Collected data entries:
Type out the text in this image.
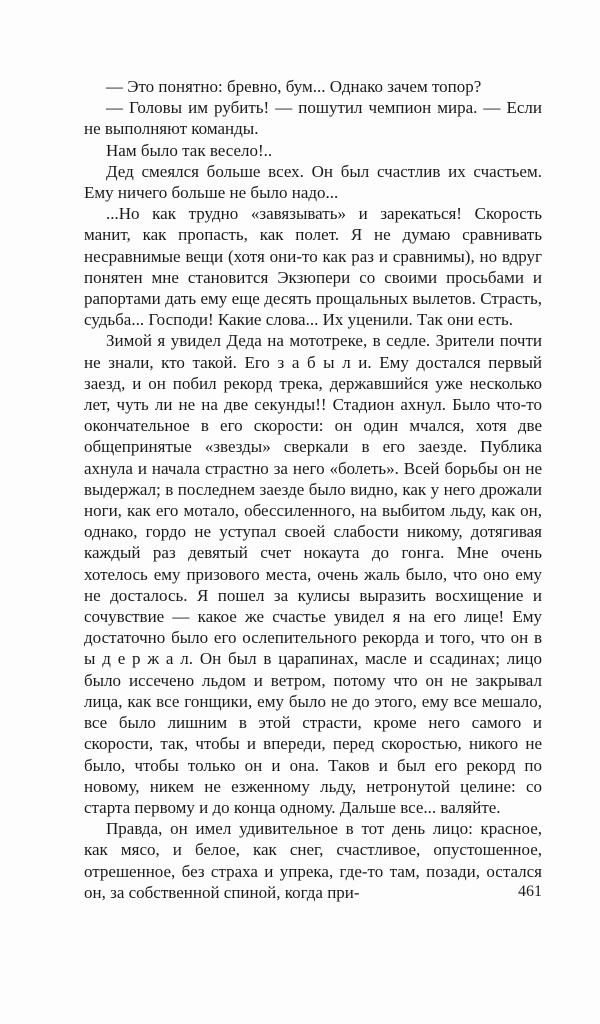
— Это понятно: бревно, бум... Однако зачем топор?

— Головы им рубить! — пошутил чемпион мира. — Если не выполняют команды.

Нам было так весело!..

Дед смеялся больше всех. Он был счастлив их счастьем. Ему ничего больше не было надо...

...Но как трудно «завязывать» и зарекаться! Скорость манит, как пропасть, как полет. Я не думаю сравнивать несравнимые вещи (хотя они-то как раз и сравнимы), но вдруг понятен мне становится Экзюпери со своими просьбами и рапортами дать ему еще десять прощальных вылетов. Страсть, судьба... Господи! Какие слова... Их уценили. Так они есть.

Зимой я увидел Деда на мототреке, в седле. Зрители почти не знали, кто такой. Его з а б ы л и. Ему достался первый заезд, и он побил рекорд трека, державшийся уже несколько лет, чуть ли не на две секунды!! Стадион ахнул. Было что-то окончательное в его скорости: он один мчался, хотя две общепринятые «звезды» сверкали в его заезде. Публика ахнула и начала страстно за него «болеть». Всей борьбы он не выдержал; в последнем заезде было видно, как у него дрожали ноги, как его мотало, обессиленного, на выбитом льду, как он, однако, гордо не уступал своей слабости никому, дотягивая каждый раз девятый счет нокаута до гонга. Мне очень хотелось ему призового места, очень жаль было, что оно ему не досталось. Я пошел за кулисы выразить восхищение и сочувствие — какое же счастье увидел я на его лице! Ему достаточно было его ослепительного рекорда и того, что он в ы д е р ж а л. Он был в царапинах, масле и ссадинах; лицо было иссечено льдом и ветром, потому что он не закрывал лица, как все гонщики, ему было не до этого, ему все мешало, все было лишним в этой страсти, кроме него самого и скорости, так, чтобы и впереди, перед скоростью, никого не было, чтобы только он и она. Таков и был его рекорд по новому, никем не езженному льду, нетронутой целине: со старта первому и до конца одному. Дальше все... валяйте.

Правда, он имел удивительное в тот день лицо: красное, как мясо, и белое, как снег, счастливое, опустошенное, отрешенное, без страха и упрека, где-то там, позади, остался он, за собственной спиной, когда при-	461
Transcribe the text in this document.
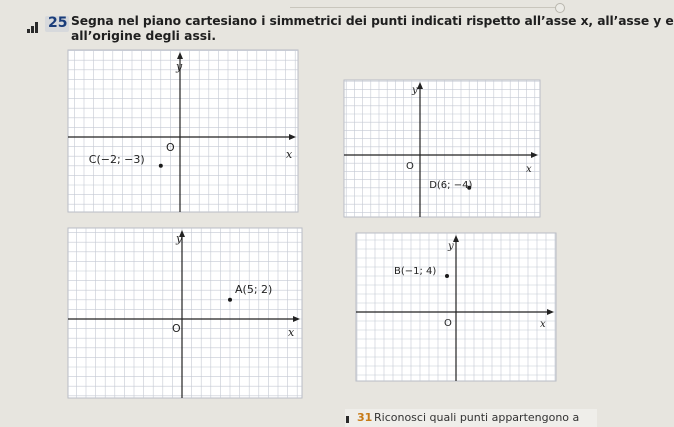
25 Segna nel piano cartesiano i simmetrici dei punti indicati rispetto all’asse x, all’asse y e
all’origine degli assi.
x
y
O
C(−2; −3)
x
y
O
D(6; −4)
x
y
O
A(5; 2)
x
y
O
B(−1; 4)
31 Riconosci quali punti appartengono a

▶ _Exercise description_: The lines to be quoted run from the line containing "Transcribe the text in this document." through the end of the entries above, both included; quote them exactly and leave out any pictures.

▶ _Task solution_:
Transcribe the text in this document.
25 Segna nel piano cartesiano i simmetrici dei punti indicati rispetto all’asse x, all’asse y e
all’origine degli assi.
x
y
O
C(−2; −3)
x
y
O
D(6; −4)
x
y
O
A(5; 2)
x
y
O
B(−1; 4)
31 Riconosci quali punti appartengono a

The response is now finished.